Begin Supplied entries

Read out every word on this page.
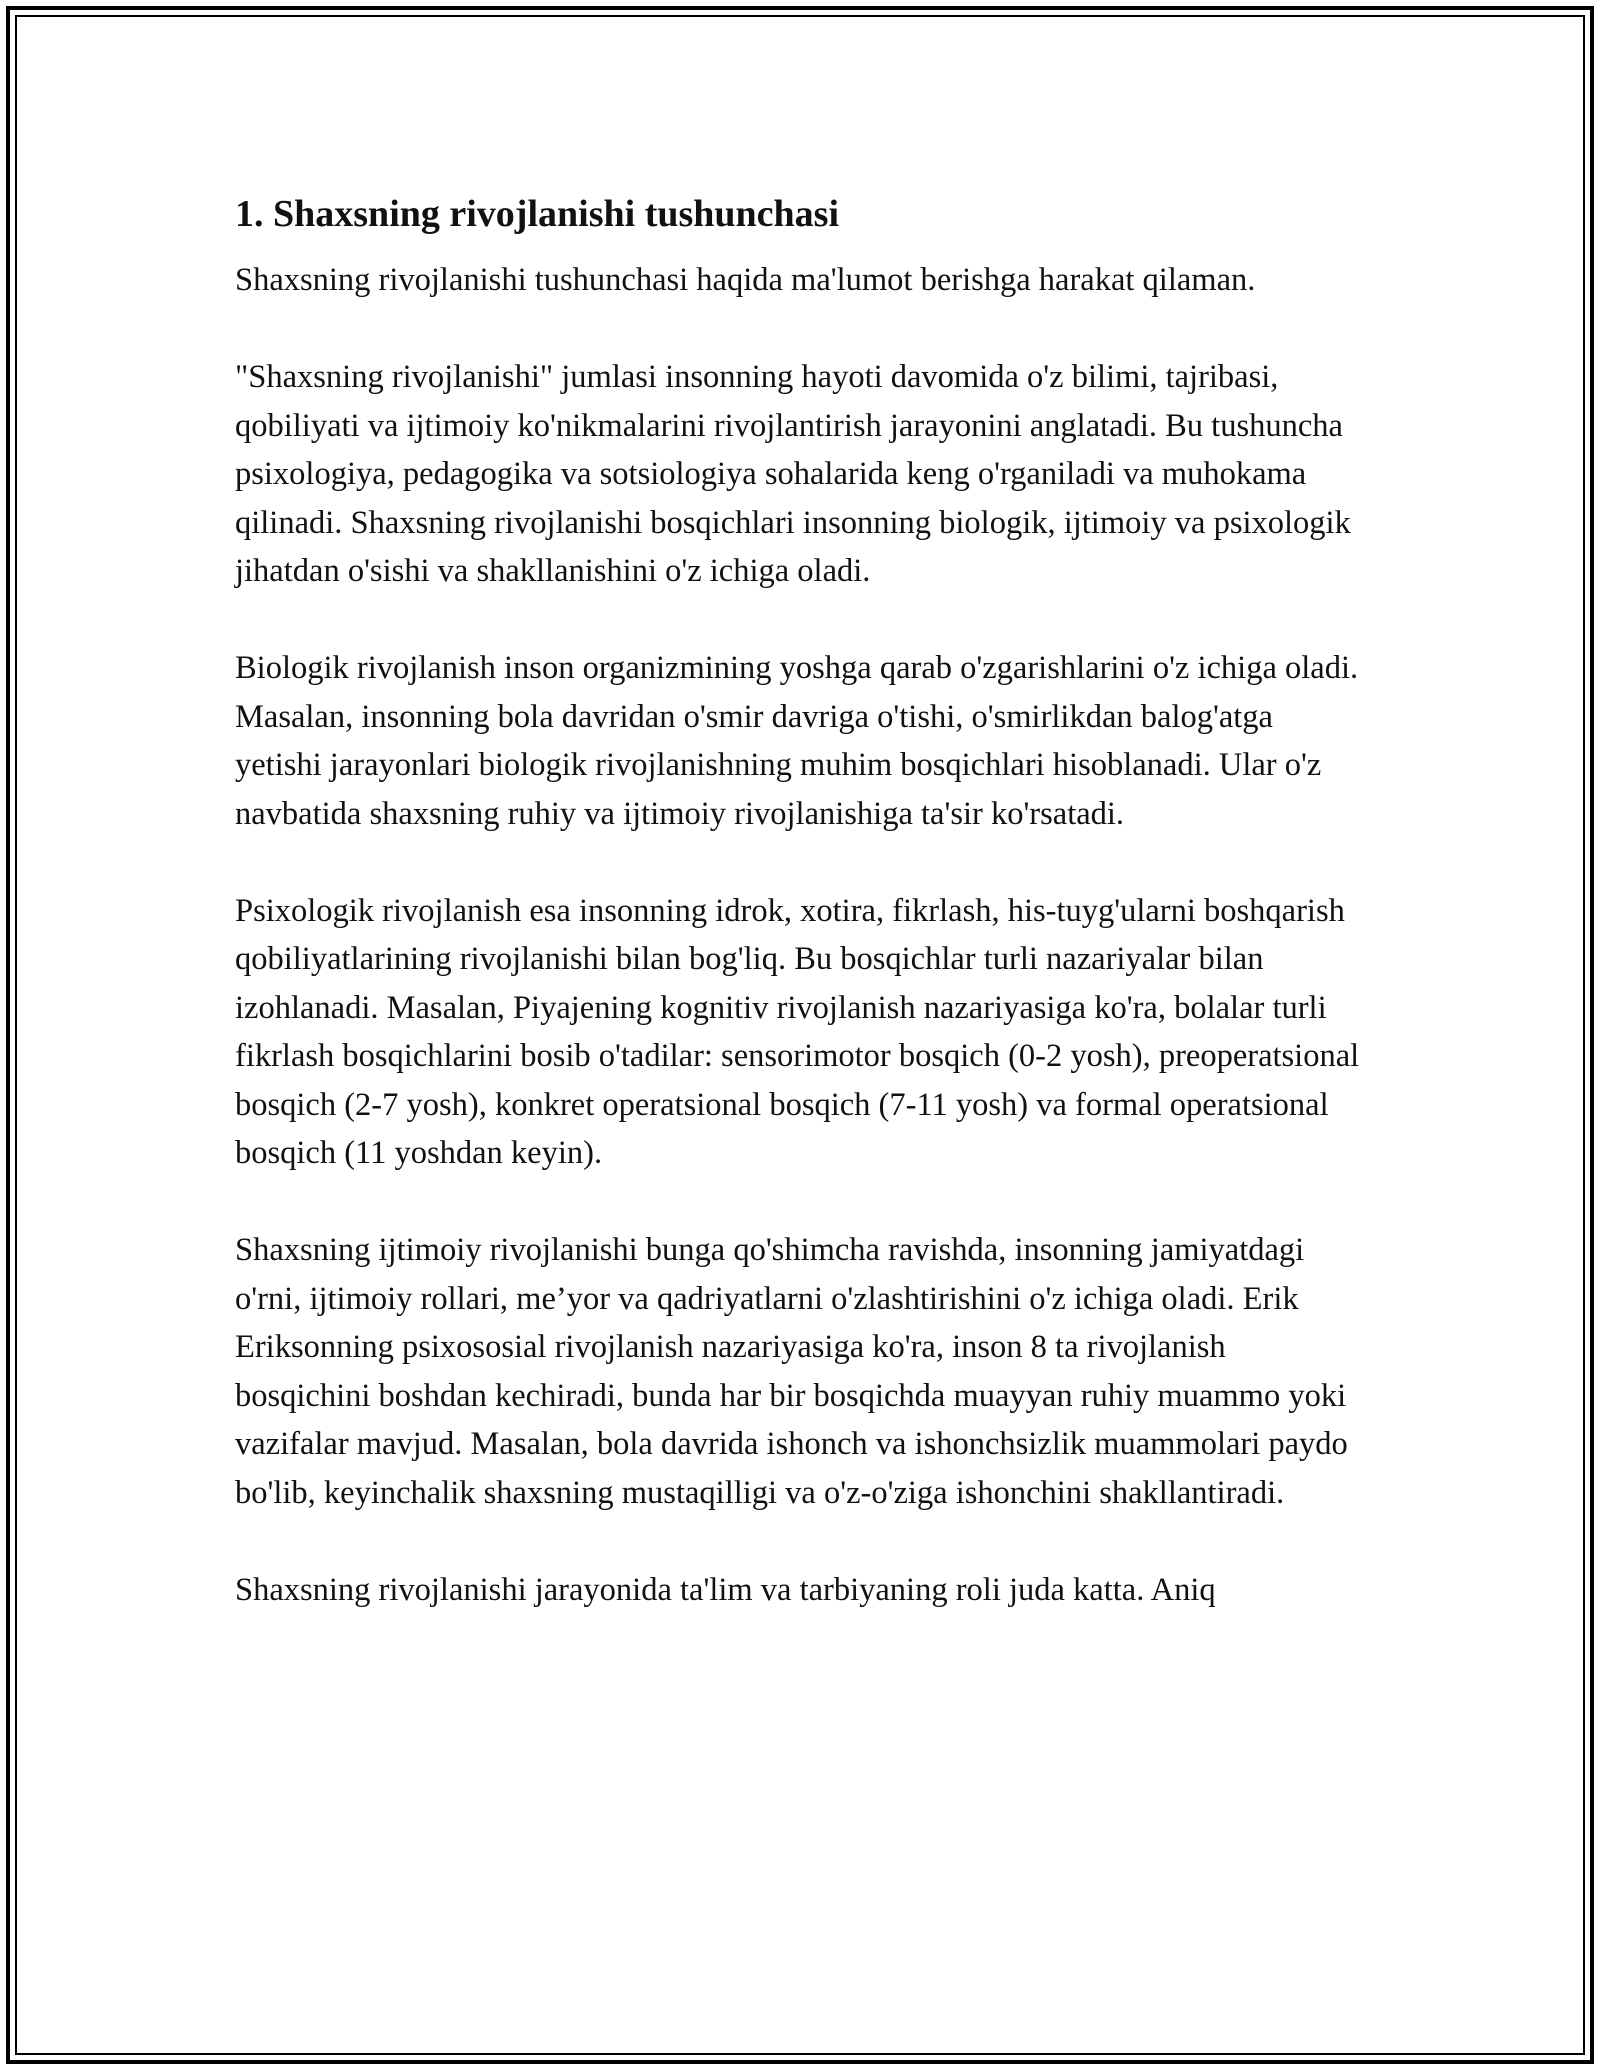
1. Shaxsning rivojlanishi tushunchasi

Shaxsning rivojlanishi tushunchasi haqida ma'lumot berishga harakat qilaman.

"Shaxsning rivojlanishi" jumlasi insonning hayoti davomida o'z bilimi, tajribasi, qobiliyati va ijtimoiy ko'nikmalarini rivojlantirish jarayonini anglatadi. Bu tushuncha psixologiya, pedagogika va sotsiologiya sohalarida keng o'rganiladi va muhokama qilinadi. Shaxsning rivojlanishi bosqichlari insonning biologik, ijtimoiy va psixologik jihatdan o'sishi va shakllanishini o'z ichiga oladi.

Biologik rivojlanish inson organizmining yoshga qarab o'zgarishlarini o'z ichiga oladi. Masalan, insonning bola davridan o'smir davriga o'tishi, o'smirlikdan balog'atga yetishi jarayonlari biologik rivojlanishning muhim bosqichlari hisoblanadi. Ular o'z navbatida shaxsning ruhiy va ijtimoiy rivojlanishiga ta'sir ko'rsatadi.

Psixologik rivojlanish esa insonning idrok, xotira, fikrlash, his-tuyg'ularni boshqarish qobiliyatlarining rivojlanishi bilan bog'liq. Bu bosqichlar turli nazariyalar bilan izohlanadi. Masalan, Piyajening kognitiv rivojlanish nazariyasiga ko'ra, bolalar turli fikrlash bosqichlarini bosib o'tadilar: sensorimotor bosqich (0-2 yosh), preoperatsional bosqich (2-7 yosh), konkret operatsional bosqich (7-11 yosh) va formal operatsional bosqich (11 yoshdan keyin).

Shaxsning ijtimoiy rivojlanishi bunga qo'shimcha ravishda, insonning jamiyatdagi o'rni, ijtimoiy rollari, me’yor va qadriyatlarni o'zlashtirishini o'z ichiga oladi. Erik Eriksonning psixososial rivojlanish nazariyasiga ko'ra, inson 8 ta rivojlanish bosqichini boshdan kechiradi, bunda har bir bosqichda muayyan ruhiy muammo yoki vazifalar mavjud. Masalan, bola davrida ishonch va ishonchsizlik muammolari paydo bo'lib, keyinchalik shaxsning mustaqilligi va o'z-o'ziga ishonchini shakllantiradi.

Shaxsning rivojlanishi jarayonida ta'lim va tarbiyaning roli juda katta. Aniq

End Supplied entries

Using the material above, copy every line in which the string "tushunchasi" occurs.

1. Shaxsning rivojlanishi tushunchasi
Shaxsning rivojlanishi tushunchasi haqida ma'lumot berishga harakat qilaman.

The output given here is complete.